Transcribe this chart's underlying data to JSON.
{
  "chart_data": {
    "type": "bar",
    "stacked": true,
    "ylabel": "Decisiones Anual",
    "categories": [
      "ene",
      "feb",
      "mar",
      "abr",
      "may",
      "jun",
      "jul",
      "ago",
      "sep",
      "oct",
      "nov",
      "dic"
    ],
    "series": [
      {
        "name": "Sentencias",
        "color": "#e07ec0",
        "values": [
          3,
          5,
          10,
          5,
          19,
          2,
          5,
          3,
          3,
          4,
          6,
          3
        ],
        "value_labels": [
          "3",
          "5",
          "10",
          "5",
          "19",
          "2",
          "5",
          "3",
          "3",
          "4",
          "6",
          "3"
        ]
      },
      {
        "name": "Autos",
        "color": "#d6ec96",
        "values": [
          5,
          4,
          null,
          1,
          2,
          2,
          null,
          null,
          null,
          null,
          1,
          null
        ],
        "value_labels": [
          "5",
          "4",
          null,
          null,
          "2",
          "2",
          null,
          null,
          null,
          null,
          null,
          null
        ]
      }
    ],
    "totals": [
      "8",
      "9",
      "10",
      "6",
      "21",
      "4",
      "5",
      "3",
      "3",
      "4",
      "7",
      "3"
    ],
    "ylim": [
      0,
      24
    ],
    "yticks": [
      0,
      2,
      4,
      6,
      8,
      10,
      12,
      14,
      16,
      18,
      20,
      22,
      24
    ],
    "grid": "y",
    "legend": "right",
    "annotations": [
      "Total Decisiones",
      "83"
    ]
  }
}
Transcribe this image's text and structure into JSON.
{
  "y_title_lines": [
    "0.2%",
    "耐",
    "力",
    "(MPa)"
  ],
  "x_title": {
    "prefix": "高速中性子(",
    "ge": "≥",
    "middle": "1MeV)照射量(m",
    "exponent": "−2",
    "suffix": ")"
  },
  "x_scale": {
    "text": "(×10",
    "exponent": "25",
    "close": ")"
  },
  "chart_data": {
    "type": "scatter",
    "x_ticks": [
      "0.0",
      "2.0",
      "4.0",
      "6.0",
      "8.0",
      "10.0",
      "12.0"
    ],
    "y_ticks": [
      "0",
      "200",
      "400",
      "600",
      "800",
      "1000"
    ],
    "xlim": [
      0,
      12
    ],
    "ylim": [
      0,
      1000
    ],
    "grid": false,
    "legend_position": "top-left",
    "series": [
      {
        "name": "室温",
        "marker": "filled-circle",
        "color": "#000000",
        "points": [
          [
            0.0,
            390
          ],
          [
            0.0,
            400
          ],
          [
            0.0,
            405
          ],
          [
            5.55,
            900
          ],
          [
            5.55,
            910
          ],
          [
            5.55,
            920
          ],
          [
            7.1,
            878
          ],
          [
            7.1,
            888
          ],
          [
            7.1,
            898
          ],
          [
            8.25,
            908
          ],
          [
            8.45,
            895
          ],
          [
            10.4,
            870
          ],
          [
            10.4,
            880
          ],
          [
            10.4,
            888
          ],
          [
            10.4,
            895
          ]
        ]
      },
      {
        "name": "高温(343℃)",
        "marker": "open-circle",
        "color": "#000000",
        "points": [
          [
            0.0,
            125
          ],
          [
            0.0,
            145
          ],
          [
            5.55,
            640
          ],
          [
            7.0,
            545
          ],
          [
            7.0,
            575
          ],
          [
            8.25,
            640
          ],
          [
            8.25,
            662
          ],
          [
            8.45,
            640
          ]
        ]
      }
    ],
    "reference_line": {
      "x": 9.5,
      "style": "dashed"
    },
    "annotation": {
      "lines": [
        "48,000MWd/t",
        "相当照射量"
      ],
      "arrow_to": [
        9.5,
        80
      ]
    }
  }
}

──────────

**STATED EXERCISE**
Take every line containing the word "name" and copy it.

**EXERCISE SOLUTION**
        "name": "Sentencias",
        "name": "Autos",
        "name": "室温",
        "name": "高温(343℃)",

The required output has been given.